"""
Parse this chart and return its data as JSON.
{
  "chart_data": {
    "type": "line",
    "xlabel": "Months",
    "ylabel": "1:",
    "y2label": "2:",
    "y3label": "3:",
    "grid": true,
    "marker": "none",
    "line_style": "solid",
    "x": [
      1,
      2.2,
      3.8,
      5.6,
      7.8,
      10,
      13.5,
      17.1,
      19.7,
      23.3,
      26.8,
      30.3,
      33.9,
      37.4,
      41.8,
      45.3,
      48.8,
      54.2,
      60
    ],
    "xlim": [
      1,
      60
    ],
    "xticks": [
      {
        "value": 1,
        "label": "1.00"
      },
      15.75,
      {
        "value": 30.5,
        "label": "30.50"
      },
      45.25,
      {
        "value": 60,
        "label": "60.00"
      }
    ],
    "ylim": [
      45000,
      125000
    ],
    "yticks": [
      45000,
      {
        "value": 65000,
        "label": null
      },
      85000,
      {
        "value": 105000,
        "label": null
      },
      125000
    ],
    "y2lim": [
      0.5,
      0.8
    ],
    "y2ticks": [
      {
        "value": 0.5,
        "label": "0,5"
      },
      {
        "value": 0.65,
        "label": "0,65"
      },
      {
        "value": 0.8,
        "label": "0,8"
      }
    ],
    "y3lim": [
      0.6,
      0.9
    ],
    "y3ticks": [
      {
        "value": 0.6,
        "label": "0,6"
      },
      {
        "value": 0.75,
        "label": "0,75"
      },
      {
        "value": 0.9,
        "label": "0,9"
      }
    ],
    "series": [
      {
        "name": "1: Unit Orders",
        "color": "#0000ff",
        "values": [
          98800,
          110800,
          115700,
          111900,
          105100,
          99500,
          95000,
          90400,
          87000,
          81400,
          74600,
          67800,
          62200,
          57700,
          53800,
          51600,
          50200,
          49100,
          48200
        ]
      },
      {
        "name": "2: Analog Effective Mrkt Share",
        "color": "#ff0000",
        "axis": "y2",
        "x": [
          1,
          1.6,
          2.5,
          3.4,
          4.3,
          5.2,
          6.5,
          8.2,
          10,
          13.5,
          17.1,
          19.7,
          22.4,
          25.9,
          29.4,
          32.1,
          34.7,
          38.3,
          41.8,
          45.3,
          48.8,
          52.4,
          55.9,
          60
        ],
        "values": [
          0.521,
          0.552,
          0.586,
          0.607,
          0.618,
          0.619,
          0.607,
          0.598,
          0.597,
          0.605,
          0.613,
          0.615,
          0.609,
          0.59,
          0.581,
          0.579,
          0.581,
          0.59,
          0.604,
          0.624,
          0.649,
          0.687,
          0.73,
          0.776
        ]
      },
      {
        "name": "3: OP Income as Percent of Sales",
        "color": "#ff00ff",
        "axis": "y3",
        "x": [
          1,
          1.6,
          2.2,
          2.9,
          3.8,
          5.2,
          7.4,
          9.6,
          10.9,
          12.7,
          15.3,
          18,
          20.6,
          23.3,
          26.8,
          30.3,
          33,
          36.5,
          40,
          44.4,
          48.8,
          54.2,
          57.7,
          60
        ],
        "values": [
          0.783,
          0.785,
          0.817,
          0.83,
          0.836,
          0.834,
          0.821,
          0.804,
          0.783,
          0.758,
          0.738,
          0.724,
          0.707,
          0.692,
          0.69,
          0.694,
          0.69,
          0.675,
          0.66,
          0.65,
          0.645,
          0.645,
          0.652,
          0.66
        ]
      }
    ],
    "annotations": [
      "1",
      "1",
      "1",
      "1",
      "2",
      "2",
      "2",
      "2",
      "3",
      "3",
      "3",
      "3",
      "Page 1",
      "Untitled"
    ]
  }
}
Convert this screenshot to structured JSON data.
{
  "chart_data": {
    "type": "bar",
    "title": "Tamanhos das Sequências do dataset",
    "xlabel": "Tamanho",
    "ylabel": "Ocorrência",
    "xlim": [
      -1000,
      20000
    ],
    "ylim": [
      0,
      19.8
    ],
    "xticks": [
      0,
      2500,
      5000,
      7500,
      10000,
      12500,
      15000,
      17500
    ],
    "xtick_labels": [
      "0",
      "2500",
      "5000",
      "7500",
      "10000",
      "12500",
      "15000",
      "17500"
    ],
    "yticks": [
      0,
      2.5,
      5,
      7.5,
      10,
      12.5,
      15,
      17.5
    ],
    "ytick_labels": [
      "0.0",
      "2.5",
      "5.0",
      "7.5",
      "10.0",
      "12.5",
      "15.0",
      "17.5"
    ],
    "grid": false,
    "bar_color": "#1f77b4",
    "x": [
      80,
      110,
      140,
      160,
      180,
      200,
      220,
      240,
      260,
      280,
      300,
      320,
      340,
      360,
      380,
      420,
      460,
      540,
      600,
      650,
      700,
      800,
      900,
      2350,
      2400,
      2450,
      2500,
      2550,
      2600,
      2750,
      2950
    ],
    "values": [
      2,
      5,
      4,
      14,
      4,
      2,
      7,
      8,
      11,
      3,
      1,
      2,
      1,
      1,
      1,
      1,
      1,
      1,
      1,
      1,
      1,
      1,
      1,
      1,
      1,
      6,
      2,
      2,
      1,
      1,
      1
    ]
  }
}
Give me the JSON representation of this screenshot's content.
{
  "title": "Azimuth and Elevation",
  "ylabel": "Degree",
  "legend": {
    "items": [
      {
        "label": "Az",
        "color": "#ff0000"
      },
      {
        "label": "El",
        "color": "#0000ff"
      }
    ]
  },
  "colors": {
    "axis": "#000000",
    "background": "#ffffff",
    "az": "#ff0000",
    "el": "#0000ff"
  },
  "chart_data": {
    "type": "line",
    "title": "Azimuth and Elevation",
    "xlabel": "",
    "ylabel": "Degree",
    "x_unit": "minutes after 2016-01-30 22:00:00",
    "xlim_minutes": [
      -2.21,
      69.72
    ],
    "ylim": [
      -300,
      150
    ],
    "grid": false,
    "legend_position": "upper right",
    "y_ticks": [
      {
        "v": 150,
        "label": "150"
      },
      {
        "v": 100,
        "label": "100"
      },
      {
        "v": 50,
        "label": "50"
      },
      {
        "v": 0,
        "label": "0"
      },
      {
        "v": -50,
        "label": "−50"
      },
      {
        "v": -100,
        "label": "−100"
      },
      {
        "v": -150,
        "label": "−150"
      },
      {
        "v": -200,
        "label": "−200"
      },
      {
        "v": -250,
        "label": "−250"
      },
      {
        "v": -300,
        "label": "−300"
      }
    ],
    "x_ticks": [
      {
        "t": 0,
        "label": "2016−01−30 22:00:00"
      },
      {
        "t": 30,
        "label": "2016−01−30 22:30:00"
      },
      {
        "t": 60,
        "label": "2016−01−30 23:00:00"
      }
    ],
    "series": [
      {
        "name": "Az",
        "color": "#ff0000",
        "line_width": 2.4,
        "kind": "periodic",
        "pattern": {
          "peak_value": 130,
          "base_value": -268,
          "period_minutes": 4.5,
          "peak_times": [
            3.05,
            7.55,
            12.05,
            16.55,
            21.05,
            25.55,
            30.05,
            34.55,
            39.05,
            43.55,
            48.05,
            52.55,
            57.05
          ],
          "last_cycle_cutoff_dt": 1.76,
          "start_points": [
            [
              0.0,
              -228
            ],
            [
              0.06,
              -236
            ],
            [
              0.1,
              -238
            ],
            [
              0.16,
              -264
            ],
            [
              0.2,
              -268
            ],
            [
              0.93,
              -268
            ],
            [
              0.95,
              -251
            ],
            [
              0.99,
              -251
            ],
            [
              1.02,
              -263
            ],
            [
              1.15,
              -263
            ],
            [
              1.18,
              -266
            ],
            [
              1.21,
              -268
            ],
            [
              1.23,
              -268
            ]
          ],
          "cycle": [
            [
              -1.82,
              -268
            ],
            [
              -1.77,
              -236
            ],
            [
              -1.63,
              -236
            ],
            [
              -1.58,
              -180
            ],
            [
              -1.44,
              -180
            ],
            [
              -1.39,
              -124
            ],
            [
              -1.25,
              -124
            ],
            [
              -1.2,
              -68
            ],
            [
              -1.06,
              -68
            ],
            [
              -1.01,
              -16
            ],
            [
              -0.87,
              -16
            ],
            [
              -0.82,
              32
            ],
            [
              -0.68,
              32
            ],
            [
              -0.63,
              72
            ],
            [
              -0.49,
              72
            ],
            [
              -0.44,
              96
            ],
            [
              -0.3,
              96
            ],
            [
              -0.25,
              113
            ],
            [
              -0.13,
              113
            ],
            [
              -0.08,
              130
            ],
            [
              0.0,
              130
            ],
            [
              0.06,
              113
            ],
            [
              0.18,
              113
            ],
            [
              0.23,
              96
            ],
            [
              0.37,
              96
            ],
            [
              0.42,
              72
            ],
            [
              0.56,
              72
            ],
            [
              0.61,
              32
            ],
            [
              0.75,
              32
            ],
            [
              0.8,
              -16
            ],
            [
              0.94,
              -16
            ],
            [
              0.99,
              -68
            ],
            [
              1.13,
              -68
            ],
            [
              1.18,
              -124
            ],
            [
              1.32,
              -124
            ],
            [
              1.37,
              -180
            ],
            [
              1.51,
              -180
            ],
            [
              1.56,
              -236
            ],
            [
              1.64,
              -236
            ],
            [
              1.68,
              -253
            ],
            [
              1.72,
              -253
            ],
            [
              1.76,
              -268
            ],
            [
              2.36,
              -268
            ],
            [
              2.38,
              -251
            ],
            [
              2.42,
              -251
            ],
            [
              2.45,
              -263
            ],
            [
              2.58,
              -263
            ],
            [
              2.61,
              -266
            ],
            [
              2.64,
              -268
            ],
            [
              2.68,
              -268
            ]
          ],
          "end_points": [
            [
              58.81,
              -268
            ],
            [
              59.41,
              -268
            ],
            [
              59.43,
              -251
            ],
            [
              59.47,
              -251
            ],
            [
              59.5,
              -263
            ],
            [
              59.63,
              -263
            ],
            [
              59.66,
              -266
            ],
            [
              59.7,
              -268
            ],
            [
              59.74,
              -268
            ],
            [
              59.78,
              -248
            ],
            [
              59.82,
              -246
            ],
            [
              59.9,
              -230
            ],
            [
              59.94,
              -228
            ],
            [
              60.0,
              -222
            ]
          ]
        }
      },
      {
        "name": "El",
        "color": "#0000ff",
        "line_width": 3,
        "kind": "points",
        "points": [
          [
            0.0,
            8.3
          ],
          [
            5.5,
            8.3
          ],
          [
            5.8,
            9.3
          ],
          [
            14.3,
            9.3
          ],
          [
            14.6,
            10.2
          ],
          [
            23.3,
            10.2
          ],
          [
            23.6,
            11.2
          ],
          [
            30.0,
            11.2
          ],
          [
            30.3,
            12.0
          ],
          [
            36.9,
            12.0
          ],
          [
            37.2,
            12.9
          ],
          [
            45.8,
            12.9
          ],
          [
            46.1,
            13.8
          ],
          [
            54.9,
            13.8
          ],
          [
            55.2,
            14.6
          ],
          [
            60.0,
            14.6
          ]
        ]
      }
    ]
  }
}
"""
WHAT IS ASKED
Copy each line from the data above that includes "this".

EXERCISE SOLUTION
Parse this chart and return its data as JSON.
Convert this screenshot to structured JSON data.
Give me the JSON representation of this screenshot's content.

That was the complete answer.